------ SUPPLIED DATA

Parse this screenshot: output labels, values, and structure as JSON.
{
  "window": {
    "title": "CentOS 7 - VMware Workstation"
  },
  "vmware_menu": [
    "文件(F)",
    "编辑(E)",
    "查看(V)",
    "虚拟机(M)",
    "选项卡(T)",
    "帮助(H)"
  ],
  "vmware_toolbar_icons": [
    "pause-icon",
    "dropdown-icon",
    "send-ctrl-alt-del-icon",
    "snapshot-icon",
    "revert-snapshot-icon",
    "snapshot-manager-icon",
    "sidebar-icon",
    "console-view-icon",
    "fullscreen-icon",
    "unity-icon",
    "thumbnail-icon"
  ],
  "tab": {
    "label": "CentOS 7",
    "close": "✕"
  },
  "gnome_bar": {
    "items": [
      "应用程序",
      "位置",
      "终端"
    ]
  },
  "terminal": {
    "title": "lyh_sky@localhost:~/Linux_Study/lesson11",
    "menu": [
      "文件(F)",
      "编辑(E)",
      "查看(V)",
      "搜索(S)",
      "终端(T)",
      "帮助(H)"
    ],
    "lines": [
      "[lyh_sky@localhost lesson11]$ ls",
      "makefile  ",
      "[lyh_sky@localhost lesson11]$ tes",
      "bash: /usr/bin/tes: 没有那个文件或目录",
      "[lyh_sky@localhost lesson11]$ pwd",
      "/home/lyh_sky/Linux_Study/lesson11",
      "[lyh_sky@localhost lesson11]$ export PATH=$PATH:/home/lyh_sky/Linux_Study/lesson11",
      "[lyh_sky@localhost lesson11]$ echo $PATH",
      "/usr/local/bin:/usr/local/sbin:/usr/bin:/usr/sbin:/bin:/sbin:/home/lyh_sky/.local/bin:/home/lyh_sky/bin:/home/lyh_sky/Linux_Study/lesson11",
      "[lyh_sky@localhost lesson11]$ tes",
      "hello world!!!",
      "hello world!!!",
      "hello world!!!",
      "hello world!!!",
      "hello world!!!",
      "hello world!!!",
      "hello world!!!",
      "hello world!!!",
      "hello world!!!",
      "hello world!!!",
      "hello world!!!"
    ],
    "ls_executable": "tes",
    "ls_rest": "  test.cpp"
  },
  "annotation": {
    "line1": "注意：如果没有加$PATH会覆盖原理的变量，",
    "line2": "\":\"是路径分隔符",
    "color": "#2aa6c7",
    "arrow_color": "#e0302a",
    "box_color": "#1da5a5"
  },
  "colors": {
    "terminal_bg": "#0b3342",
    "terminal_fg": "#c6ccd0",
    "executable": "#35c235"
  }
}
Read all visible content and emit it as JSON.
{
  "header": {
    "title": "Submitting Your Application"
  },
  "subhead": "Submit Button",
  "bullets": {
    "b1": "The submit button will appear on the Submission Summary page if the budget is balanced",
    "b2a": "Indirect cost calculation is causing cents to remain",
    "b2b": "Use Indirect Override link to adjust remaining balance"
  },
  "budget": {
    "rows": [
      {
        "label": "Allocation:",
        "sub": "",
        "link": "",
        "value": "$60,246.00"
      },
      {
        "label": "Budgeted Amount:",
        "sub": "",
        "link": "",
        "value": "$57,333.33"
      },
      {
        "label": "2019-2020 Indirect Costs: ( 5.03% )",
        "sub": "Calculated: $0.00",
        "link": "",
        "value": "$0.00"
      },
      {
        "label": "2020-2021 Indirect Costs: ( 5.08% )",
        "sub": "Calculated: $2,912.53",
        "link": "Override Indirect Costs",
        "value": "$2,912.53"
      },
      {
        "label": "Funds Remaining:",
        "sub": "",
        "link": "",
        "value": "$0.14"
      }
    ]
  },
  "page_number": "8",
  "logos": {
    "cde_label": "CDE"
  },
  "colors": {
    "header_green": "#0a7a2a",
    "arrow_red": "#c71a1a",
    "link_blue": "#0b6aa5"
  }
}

------------
------ SUPPLIED DATA

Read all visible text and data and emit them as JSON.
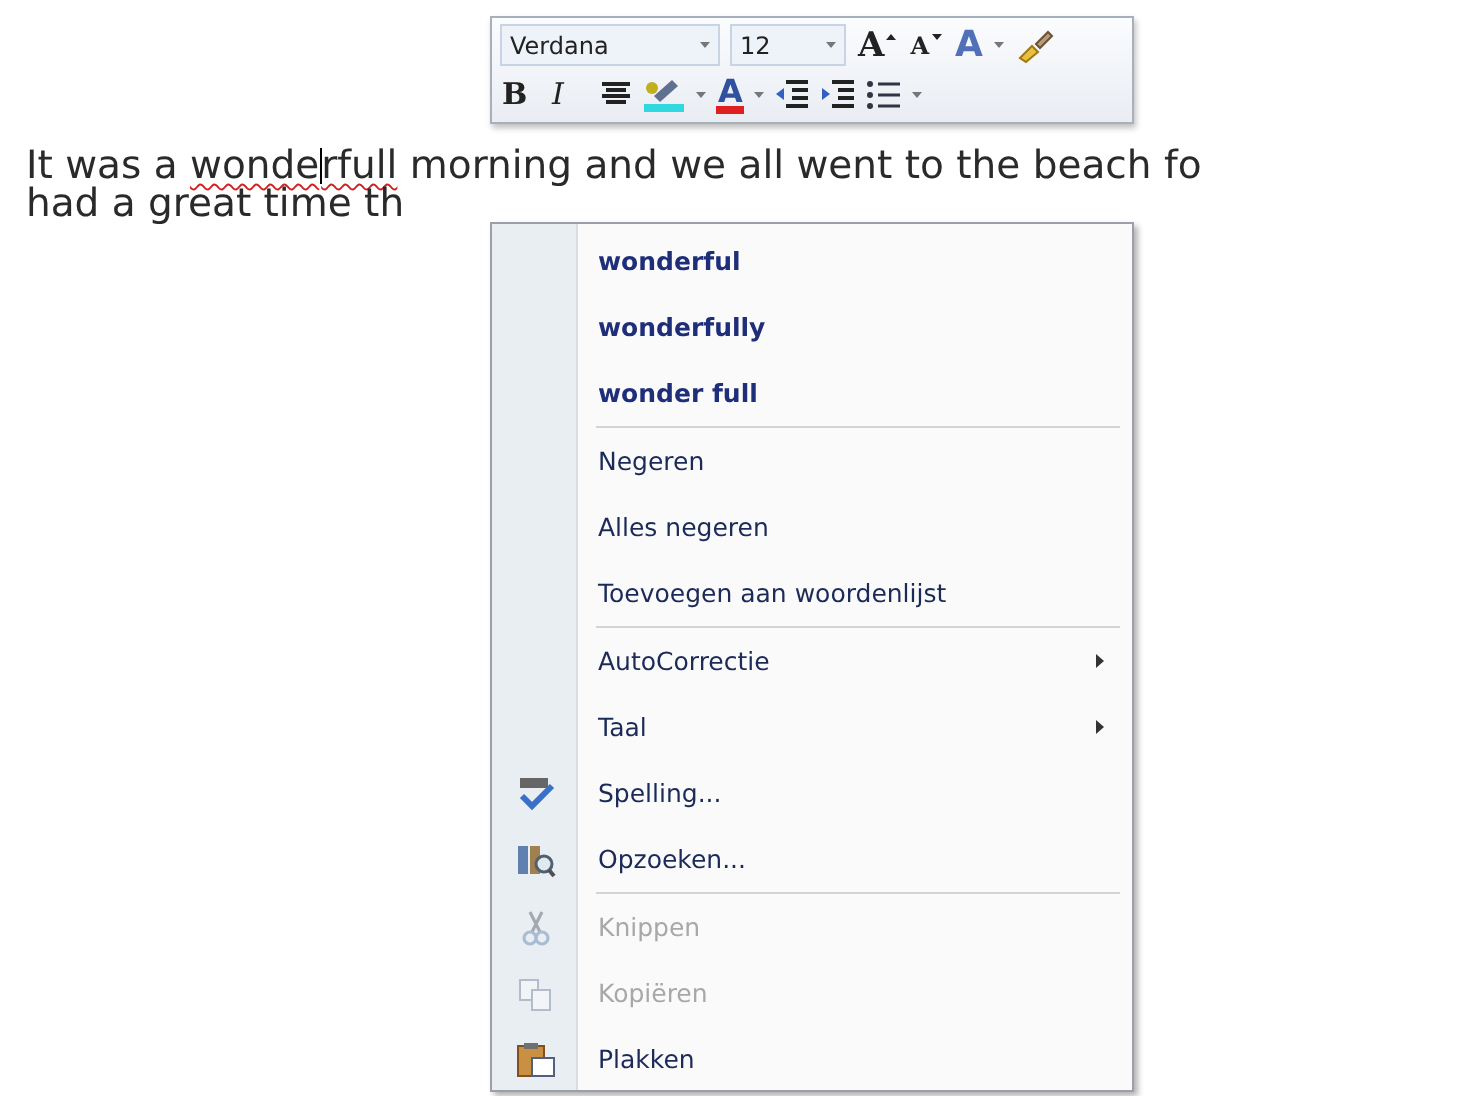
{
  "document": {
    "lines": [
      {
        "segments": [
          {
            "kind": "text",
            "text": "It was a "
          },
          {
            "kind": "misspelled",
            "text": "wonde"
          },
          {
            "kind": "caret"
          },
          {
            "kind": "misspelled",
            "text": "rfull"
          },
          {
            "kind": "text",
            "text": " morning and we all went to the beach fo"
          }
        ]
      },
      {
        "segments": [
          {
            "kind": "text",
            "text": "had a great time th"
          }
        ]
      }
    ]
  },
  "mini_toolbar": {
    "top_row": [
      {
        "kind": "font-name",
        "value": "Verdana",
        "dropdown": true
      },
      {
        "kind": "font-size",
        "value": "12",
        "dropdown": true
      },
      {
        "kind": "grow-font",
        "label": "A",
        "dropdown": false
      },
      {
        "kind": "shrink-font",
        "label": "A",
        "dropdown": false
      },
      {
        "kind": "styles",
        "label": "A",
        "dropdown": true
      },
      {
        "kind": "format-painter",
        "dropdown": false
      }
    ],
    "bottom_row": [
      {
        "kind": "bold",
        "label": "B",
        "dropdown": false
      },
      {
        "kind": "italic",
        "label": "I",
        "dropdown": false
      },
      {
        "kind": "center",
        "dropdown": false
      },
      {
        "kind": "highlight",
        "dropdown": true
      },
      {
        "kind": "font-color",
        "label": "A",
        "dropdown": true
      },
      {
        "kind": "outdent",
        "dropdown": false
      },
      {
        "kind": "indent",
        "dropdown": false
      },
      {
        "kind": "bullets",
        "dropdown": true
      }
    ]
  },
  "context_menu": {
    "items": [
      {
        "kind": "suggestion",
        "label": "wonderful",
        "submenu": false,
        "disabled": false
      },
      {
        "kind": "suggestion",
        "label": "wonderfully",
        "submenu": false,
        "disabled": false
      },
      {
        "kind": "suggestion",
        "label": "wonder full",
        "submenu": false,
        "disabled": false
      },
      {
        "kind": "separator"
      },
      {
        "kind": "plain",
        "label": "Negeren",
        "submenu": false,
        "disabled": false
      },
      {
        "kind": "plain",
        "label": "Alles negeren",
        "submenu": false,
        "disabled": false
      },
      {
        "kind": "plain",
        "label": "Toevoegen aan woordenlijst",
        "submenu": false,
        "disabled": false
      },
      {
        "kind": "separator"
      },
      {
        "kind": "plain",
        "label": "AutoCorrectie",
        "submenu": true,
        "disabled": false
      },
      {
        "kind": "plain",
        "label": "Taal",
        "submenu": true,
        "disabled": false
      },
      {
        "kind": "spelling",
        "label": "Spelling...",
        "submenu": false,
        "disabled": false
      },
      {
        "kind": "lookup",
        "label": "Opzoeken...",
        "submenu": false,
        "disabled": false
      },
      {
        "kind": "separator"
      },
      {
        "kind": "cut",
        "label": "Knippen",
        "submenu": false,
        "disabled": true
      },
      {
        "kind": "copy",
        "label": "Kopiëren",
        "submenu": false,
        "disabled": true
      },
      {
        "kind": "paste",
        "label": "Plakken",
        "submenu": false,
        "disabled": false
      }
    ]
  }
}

------------

**WHAT YOU WILL DO**
Where does the word "Indirect" appear in the listing? List each line that holds it.

**ANSWER TO THIS TASK**
    "b2a": "Indirect cost calculation is causing cents to remain",
    "b2b": "Use Indirect Override link to adjust remaining balance"
        "label": "2019-2020 Indirect Costs: ( 5.03% )",
        "label": "2020-2021 Indirect Costs: ( 5.08% )",
        "link": "Override Indirect Costs",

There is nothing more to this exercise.